_Given text:_
>> start

Citation(s): 1 (selected).

This document is also available in PDF format.

The document's metadata is available in BibTeX format.

Find the publication on Google Scholar

This material is presented to ensure timely dissemination of scholarly and technical work. Copyright and all rights therein are retained by authors or by other copyright holders. All persons copying this information are expected to adhere to the terms and constraints invoked by each author's copyright. In most cases, these works may not be reposted without the explicit permission of the copyright holder.

Diomidis Spinellis Publications

Countering SQL Injection Attacks with a
Database Driver

 

 

Dimitris Mitropoulos, Diomidis Spinellis

 

{dimitro,dds}@aueb.gr

 

Abstract

SQL injection attacks involve the construction of application input data that will result in the execution of malicious SQL statements. Many web applications today, are prone to SQL injection attacks. This paper proposes a novel methodology of preventing this kind of attacks by placing a secure database driver between the application and its underlying relational database management system. To detect an attack, the driver creates query blueprints that are then used to distinguish between injected and legitimate queries. The driver depends neither on the application nor the RDBMS and can be easily retrofitted to any system. Finally we have developed a tool, SDriver, that implements our technique and used it on several web applications with positive results.

>> end

_Extracted records:_
>> start

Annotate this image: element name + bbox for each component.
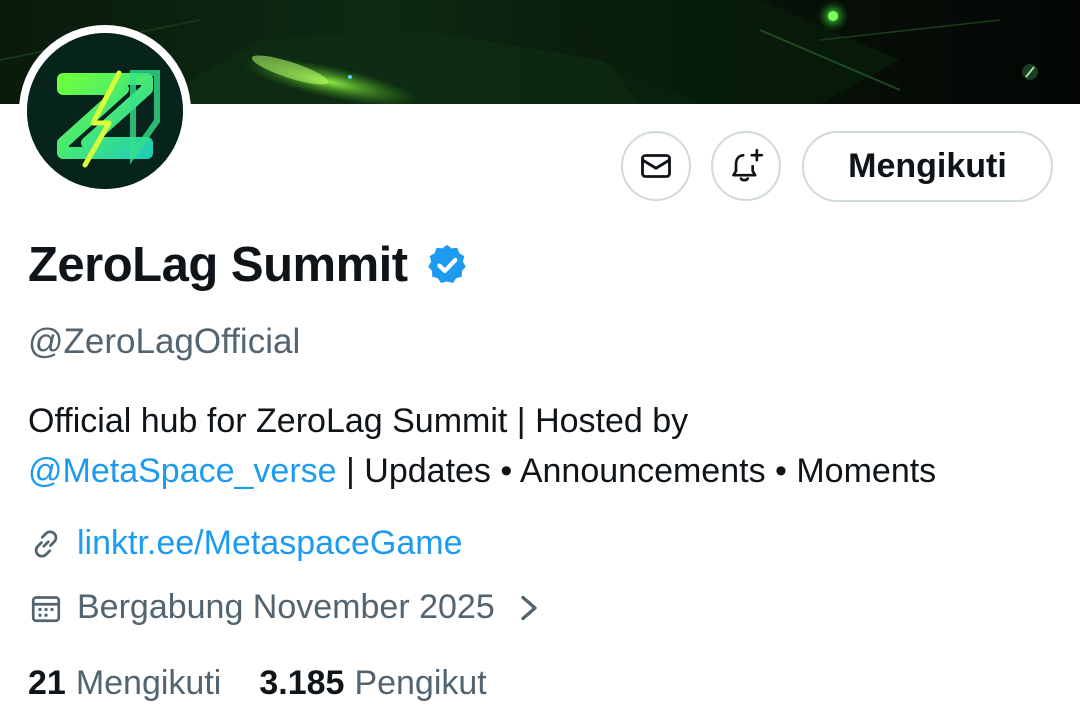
message-button[interactable] bbox=[621, 131, 691, 201]
avatar-frame[interactable] bbox=[19, 25, 191, 197]
followers-count: 3.185 bbox=[259, 664, 345, 702]
following-stat[interactable]: 21 Mengikuti bbox=[28, 664, 221, 703]
followers-label: Pengikut bbox=[354, 664, 487, 702]
verified-badge-icon[interactable] bbox=[424, 242, 470, 288]
profile-handle: @ZeroLagOfficial bbox=[28, 322, 301, 361]
website-link[interactable]: linktr.ee/MetaspaceGame bbox=[77, 524, 463, 563]
profile-bio: Official hub for ZeroLag Summit | Hosted… bbox=[28, 396, 1068, 496]
display-name: ZeroLag Summit bbox=[28, 238, 408, 292]
bell-plus-icon bbox=[732, 148, 764, 182]
zerolag-logo-icon bbox=[27, 33, 183, 189]
following-label: Mengikuti bbox=[75, 664, 222, 702]
bio-line-2: @MetaSpace_verse | Updates • Announcemen… bbox=[28, 446, 1068, 496]
joined-date: Bergabung November 2025 bbox=[77, 588, 495, 626]
bio-line-2-text: | Updates • Announcements • Moments bbox=[336, 452, 937, 490]
following-button[interactable]: Mengikuti bbox=[802, 131, 1053, 202]
bio-mention-link[interactable]: @MetaSpace_verse bbox=[28, 452, 337, 490]
profile-website-row: linktr.ee/MetaspaceGame bbox=[28, 524, 463, 563]
following-button-label: Mengikuti bbox=[848, 147, 1007, 185]
envelope-icon bbox=[641, 154, 671, 178]
avatar[interactable] bbox=[27, 33, 183, 189]
notification-button[interactable] bbox=[711, 131, 781, 201]
bio-line-1: Official hub for ZeroLag Summit | Hosted… bbox=[28, 402, 689, 440]
profile-name-row: ZeroLag Summit bbox=[28, 234, 470, 296]
followers-stat[interactable]: 3.185 Pengikut bbox=[259, 664, 486, 703]
following-count: 21 bbox=[28, 664, 66, 702]
chevron-right-icon[interactable] bbox=[517, 593, 541, 623]
profile-stats: 21 Mengikuti 3.185 Pengikut bbox=[28, 664, 487, 703]
profile-joined-row: Bergabung November 2025 bbox=[28, 588, 541, 627]
link-icon bbox=[34, 529, 58, 558]
calendar-icon bbox=[31, 595, 61, 622]
profile-page: Mengikuti ZeroLag Summit @ZeroLagOfficia… bbox=[0, 0, 1080, 713]
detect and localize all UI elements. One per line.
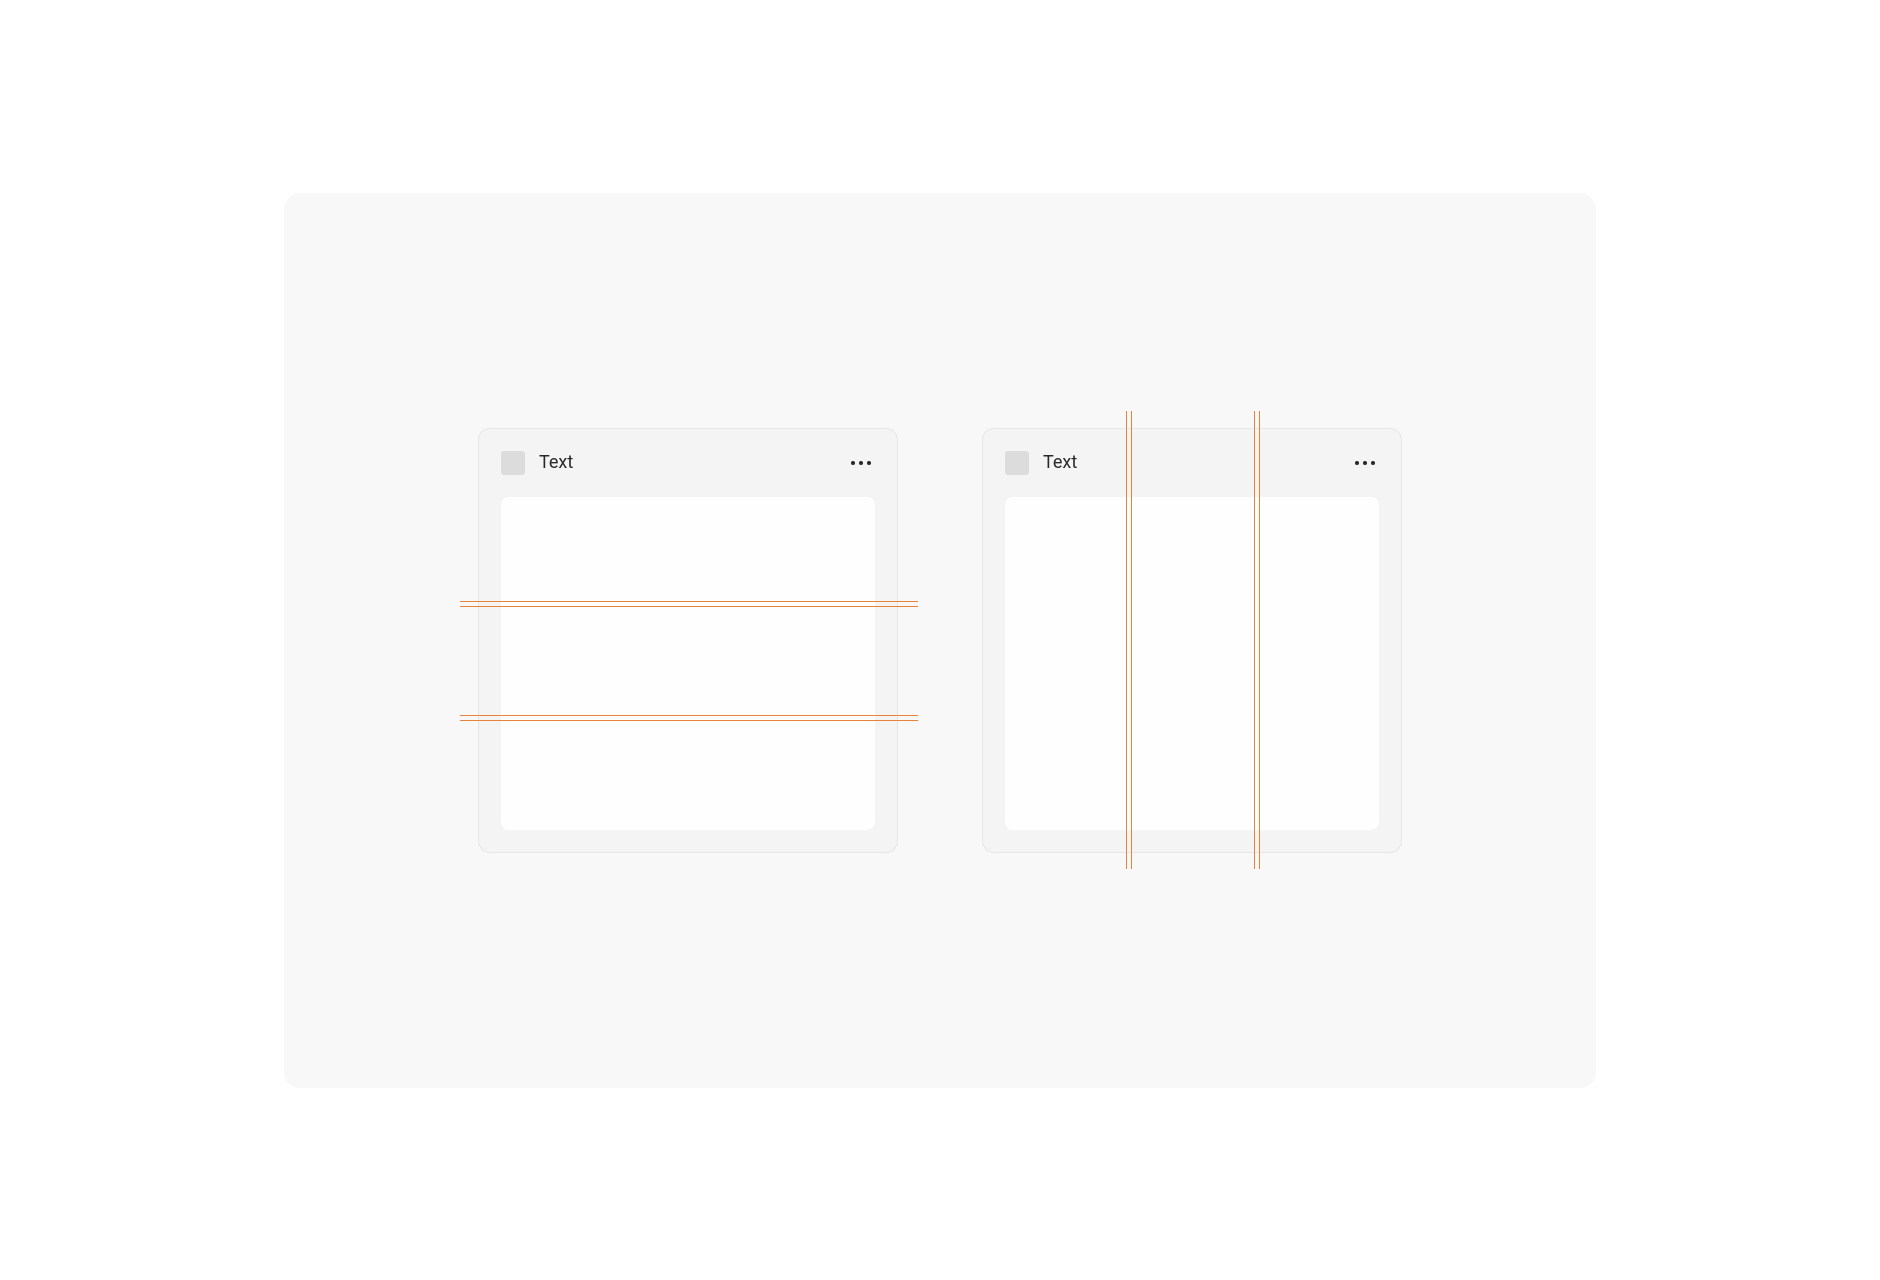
more-icon[interactable] xyxy=(847,457,875,469)
card-header-left: Text xyxy=(501,451,573,475)
card-header-left: Text xyxy=(1005,451,1077,475)
card-horizontal-guides: Text xyxy=(478,428,898,853)
card-icon-placeholder xyxy=(1005,451,1029,475)
card-body xyxy=(479,497,897,852)
content-area xyxy=(1005,497,1379,830)
card-title: Text xyxy=(539,452,573,473)
design-canvas: Text Text xyxy=(284,193,1596,1088)
card-title: Text xyxy=(1043,452,1077,473)
card-header: Text xyxy=(479,429,897,497)
more-icon[interactable] xyxy=(1351,457,1379,469)
card-header: Text xyxy=(983,429,1401,497)
card-body xyxy=(983,497,1401,852)
card-vertical-guides: Text xyxy=(982,428,1402,853)
card-icon-placeholder xyxy=(501,451,525,475)
content-area xyxy=(501,497,875,830)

>> end

Reproduce the stretch of the page on countering SQL injection from "The document's metadata" through "the copyright holder.". The listing has no connection to the page on countering SQL injection.

_Result of the exercise:_
The document's metadata is available in BibTeX format.

Find the publication on Google Scholar

This material is presented to ensure timely dissemination of scholarly and technical work. Copyright and all rights therein are retained by authors or by other copyright holders. All persons copying this information are expected to adhere to the terms and constraints invoked by each author's copyright. In most cases, these works may not be reposted without the explicit permission of the copyright holder.